■ **Exercise instructions**
Reproduce exactly the lines below, starting at the line that contains "Transcribe the text in this document." and ending with the last line of the records, both included; leave out any pictures.

■ **Input data**
>> Begin

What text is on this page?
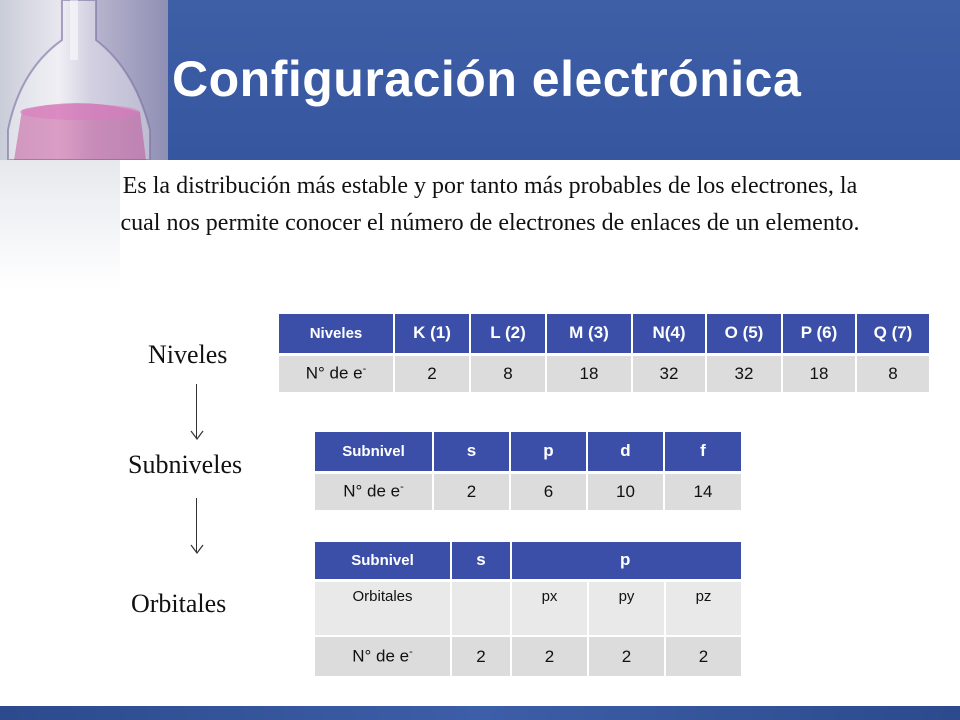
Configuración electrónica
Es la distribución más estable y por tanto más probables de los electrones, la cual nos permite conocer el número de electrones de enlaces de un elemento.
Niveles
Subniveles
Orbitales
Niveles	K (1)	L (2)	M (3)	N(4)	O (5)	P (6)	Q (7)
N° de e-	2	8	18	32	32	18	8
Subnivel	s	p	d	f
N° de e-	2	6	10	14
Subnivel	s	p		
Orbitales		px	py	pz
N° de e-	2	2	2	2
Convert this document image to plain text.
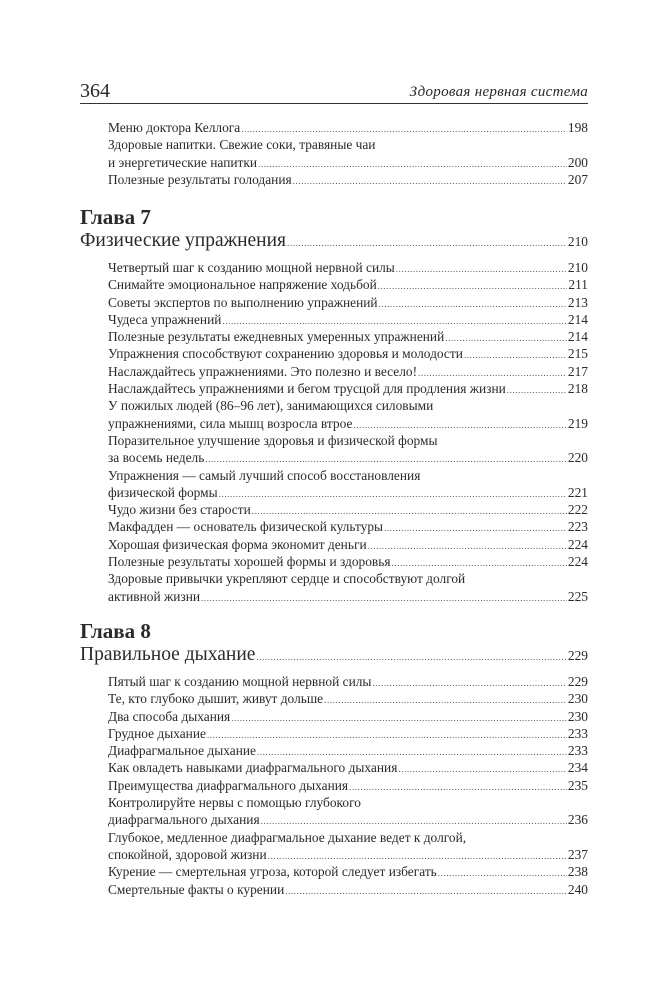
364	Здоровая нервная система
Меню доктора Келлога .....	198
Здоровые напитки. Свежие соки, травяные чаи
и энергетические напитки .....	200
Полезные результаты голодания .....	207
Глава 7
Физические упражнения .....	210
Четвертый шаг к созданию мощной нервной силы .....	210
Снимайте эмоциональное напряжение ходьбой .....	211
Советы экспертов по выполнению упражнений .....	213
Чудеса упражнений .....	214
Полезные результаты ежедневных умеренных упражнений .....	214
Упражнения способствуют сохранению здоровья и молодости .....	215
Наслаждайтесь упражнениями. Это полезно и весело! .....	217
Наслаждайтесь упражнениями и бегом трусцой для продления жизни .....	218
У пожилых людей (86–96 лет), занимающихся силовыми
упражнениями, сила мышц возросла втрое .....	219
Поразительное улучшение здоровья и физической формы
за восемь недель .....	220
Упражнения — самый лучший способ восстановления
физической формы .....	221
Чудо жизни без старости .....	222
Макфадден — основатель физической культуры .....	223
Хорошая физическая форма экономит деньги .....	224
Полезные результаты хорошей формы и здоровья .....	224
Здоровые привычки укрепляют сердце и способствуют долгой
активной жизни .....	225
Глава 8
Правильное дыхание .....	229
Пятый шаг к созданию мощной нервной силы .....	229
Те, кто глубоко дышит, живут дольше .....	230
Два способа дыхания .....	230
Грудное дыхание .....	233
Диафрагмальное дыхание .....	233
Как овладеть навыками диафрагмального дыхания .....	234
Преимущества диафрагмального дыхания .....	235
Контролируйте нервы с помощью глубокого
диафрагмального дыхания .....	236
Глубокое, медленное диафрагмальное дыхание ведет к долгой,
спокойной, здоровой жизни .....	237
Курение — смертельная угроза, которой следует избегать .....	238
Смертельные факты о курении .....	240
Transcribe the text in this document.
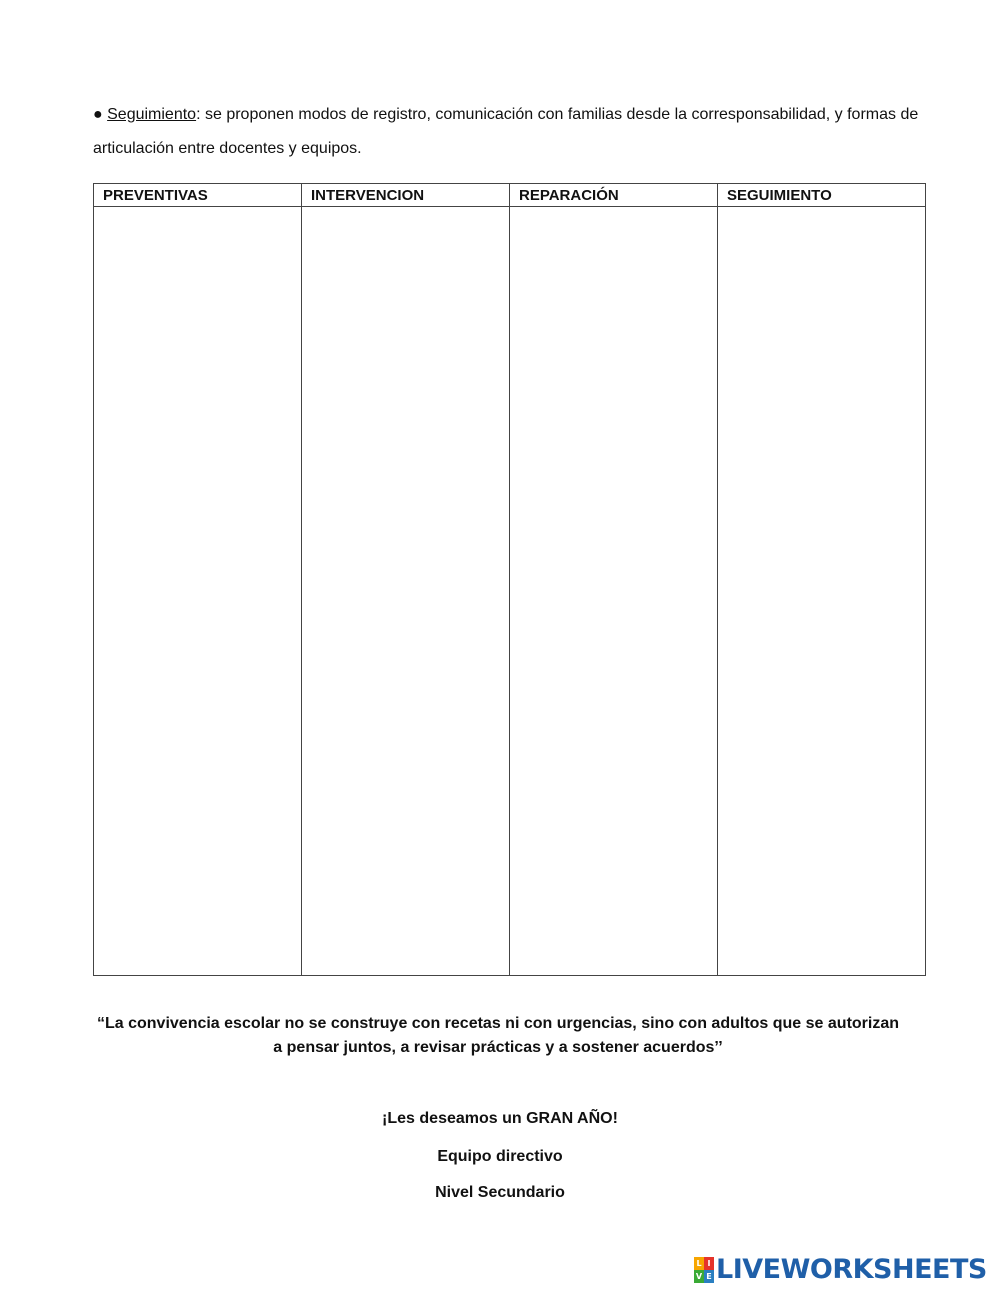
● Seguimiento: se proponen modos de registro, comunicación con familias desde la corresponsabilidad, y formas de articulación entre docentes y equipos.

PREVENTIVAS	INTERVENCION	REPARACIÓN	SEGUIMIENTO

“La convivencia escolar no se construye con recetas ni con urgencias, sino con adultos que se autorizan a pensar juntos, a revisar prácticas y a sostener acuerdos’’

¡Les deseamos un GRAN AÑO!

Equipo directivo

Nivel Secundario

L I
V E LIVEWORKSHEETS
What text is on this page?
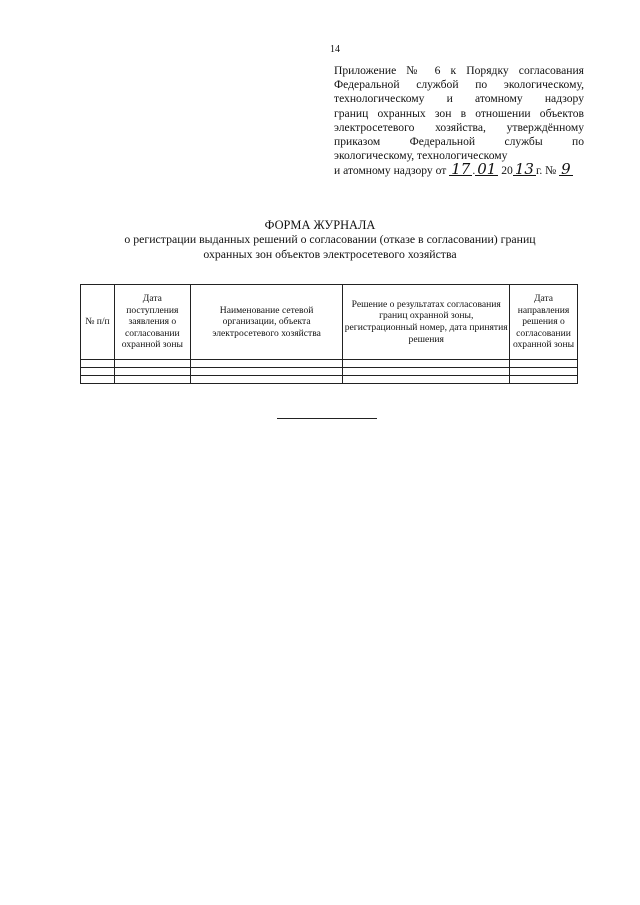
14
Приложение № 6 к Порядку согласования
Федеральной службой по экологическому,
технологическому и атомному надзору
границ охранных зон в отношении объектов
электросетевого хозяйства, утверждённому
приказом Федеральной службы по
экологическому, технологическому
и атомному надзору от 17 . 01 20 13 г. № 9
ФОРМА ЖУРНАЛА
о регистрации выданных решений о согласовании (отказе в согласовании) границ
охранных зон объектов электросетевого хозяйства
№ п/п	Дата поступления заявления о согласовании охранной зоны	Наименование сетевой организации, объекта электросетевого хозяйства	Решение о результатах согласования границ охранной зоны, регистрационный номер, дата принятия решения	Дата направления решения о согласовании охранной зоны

>> End

■ **Expected answer**
Transcribe the text in this document.
● Seguimiento: se proponen modos de registro, comunicación con familias desde la corresponsabilidad, y formas de articulación entre docentes y equipos.

PREVENTIVAS	INTERVENCION	REPARACIÓN	SEGUIMIENTO

“La convivencia escolar no se construye con recetas ni con urgencias, sino con adultos que se autorizan a pensar juntos, a revisar prácticas y a sostener acuerdos’’

¡Les deseamos un GRAN AÑO!

Equipo directivo

Nivel Secundario

L I
V E LIVEWORKSHEETS
What text is on this page?
14
Приложение № 6 к Порядку согласования
Федеральной службой по экологическому,
технологическому и атомному надзору
границ охранных зон в отношении объектов
электросетевого хозяйства, утверждённому
приказом Федеральной службы по
экологическому, технологическому
и атомному надзору от 17 . 01 20 13 г. № 9
ФОРМА ЖУРНАЛА
о регистрации выданных решений о согласовании (отказе в согласовании) границ
охранных зон объектов электросетевого хозяйства
№ п/п	Дата поступления заявления о согласовании охранной зоны	Наименование сетевой организации, объекта электросетевого хозяйства	Решение о результатах согласования границ охранной зоны, регистрационный номер, дата принятия решения	Дата направления решения о согласовании охранной зоны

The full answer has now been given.